GIVEN TASK: In the listing below, locate the lines that hold "Город" and copy them.

DATA TO USE:
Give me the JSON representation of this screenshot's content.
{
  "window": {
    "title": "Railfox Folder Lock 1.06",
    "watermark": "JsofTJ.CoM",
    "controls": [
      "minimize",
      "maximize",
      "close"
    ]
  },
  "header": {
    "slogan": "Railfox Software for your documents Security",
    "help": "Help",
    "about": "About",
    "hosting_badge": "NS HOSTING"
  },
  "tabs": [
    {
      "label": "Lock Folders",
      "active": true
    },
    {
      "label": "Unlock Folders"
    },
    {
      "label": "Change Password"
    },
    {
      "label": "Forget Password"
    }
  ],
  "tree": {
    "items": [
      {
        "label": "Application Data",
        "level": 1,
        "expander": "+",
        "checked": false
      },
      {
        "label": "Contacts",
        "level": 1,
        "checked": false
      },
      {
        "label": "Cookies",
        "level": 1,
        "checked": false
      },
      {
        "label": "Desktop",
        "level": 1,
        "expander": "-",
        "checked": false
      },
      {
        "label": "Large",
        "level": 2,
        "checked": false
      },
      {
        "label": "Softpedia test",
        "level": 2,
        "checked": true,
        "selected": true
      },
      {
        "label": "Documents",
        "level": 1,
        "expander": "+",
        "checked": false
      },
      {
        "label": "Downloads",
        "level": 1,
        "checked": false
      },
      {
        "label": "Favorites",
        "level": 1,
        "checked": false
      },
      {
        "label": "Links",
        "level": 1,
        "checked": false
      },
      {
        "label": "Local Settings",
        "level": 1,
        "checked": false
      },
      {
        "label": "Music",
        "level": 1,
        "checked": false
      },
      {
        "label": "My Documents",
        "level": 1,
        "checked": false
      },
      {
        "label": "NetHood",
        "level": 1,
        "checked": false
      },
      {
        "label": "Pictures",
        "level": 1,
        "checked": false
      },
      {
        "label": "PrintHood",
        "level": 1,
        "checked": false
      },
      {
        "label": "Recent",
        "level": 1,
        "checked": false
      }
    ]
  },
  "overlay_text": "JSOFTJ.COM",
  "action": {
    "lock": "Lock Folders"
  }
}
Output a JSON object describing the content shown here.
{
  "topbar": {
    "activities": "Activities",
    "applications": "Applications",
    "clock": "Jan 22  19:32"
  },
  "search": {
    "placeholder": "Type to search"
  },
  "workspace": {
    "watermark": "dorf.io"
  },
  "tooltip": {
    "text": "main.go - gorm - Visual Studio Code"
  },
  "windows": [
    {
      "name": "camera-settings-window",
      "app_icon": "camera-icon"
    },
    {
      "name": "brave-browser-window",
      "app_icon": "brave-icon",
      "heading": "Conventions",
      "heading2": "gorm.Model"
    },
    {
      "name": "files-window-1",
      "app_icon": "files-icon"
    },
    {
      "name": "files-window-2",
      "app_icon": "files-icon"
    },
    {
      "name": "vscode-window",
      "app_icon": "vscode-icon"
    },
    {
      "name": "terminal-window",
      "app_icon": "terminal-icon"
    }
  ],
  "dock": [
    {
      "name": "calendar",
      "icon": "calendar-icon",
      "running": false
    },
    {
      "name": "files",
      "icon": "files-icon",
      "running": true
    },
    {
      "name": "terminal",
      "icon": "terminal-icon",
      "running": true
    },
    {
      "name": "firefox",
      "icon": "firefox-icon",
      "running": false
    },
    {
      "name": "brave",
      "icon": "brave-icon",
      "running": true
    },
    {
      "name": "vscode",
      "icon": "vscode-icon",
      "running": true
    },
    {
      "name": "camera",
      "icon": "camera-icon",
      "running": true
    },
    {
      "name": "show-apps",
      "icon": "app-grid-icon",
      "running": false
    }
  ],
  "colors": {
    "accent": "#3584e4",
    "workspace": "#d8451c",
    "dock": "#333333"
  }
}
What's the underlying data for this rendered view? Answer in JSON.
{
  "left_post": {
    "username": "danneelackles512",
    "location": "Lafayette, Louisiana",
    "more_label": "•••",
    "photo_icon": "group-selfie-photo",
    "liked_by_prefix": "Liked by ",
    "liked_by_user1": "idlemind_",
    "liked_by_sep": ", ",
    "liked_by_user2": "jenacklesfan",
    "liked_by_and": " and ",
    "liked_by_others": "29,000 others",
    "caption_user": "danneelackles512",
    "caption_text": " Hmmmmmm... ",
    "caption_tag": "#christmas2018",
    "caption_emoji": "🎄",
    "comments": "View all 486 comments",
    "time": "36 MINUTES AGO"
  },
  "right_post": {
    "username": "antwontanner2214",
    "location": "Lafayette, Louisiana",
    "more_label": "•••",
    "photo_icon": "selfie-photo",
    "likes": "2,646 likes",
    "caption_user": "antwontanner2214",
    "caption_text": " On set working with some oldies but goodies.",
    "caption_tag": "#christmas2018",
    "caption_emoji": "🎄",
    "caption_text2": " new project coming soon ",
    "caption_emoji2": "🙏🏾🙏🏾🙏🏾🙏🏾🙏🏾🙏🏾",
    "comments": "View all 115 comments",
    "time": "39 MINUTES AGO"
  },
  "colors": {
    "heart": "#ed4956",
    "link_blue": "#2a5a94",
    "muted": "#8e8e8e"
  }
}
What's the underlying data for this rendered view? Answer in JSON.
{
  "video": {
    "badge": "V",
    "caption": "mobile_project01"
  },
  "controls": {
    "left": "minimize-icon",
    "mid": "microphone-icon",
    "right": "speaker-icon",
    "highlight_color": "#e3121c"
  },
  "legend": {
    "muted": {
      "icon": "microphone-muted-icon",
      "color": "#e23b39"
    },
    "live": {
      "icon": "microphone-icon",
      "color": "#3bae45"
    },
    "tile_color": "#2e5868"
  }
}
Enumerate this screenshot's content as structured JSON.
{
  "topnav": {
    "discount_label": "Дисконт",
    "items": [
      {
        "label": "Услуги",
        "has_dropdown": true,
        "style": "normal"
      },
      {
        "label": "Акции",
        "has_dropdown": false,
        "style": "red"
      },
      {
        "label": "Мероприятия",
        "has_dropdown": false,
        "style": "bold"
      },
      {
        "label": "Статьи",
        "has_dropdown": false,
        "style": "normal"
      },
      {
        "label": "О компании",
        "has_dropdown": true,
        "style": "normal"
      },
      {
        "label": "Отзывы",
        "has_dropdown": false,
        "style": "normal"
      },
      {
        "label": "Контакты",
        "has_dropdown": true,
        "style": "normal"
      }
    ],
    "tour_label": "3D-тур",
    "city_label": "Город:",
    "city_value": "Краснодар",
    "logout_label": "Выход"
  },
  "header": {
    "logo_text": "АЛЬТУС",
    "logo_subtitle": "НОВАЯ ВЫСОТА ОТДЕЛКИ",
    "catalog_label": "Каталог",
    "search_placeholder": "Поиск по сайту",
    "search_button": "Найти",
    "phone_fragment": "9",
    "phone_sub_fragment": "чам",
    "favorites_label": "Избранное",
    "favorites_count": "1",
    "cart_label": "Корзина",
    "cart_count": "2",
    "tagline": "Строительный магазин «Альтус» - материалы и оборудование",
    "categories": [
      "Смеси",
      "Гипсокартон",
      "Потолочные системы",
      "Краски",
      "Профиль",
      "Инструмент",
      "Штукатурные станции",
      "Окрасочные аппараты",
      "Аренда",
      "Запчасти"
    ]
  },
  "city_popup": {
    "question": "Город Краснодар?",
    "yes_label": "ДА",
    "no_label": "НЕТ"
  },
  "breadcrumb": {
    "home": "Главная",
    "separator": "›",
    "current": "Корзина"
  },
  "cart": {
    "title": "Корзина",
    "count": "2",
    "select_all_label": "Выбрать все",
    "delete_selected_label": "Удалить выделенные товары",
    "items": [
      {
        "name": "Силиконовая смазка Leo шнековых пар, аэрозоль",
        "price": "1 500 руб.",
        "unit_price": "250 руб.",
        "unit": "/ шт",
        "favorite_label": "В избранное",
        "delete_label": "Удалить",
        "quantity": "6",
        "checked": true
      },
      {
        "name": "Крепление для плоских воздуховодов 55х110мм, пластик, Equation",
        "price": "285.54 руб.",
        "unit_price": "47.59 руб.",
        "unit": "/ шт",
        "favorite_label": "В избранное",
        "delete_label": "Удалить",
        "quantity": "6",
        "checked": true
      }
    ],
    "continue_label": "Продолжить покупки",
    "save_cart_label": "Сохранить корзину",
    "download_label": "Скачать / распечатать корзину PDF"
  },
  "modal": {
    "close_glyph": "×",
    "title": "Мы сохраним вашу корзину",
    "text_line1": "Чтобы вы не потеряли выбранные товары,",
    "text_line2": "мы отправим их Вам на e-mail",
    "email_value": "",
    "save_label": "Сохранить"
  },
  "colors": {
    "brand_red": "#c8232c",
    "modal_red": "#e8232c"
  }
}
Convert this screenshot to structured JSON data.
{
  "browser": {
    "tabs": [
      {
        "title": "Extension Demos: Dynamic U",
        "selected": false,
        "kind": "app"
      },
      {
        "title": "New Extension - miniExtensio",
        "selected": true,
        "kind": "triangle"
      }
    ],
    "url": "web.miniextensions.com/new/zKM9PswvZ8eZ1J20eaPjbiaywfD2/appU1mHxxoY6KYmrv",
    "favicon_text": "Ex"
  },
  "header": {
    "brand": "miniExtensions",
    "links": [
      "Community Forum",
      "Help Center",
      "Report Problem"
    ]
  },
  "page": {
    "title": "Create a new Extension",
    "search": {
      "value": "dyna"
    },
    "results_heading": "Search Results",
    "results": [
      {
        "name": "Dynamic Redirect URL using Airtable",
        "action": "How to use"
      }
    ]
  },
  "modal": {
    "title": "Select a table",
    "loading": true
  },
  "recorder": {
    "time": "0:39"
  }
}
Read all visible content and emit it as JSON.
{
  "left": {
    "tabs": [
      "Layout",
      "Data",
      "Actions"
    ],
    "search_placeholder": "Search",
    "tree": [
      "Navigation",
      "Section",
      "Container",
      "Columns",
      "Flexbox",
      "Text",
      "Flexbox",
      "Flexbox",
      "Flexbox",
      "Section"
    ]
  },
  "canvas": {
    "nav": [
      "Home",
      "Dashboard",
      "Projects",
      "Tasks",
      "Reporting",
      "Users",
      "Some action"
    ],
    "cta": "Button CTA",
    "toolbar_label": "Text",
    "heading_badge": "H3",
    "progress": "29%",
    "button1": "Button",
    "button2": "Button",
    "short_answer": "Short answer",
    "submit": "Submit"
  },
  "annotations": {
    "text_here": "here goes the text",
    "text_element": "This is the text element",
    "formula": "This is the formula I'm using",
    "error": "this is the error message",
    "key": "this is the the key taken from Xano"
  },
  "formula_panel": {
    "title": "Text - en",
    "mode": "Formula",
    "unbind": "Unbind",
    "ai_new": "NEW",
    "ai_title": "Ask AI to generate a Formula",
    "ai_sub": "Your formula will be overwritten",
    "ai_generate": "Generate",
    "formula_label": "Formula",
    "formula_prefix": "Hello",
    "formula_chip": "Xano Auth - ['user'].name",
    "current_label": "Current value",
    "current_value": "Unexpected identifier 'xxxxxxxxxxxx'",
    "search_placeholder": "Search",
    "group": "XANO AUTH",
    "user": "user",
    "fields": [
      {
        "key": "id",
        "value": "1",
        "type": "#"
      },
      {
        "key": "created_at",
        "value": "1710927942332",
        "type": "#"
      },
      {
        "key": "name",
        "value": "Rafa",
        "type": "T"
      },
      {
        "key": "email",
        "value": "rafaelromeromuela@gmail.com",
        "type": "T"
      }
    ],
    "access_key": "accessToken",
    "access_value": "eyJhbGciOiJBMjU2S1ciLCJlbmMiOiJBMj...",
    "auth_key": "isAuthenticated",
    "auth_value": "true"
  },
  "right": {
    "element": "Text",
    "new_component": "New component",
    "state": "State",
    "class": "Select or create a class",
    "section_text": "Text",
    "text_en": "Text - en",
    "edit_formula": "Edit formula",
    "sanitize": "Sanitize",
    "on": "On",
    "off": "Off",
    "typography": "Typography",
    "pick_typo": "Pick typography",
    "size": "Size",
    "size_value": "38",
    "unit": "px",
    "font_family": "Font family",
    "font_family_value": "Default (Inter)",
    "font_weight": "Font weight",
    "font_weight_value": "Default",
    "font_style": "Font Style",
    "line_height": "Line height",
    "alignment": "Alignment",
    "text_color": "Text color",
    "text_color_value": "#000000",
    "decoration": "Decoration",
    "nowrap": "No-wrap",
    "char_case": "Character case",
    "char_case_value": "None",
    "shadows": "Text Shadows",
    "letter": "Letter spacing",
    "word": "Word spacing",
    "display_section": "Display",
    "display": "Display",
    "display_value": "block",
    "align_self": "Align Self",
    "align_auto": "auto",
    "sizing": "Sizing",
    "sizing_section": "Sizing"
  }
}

SOLVED PROBLEM:
    "city_label": "Город:",
    "question": "Город Краснодар?",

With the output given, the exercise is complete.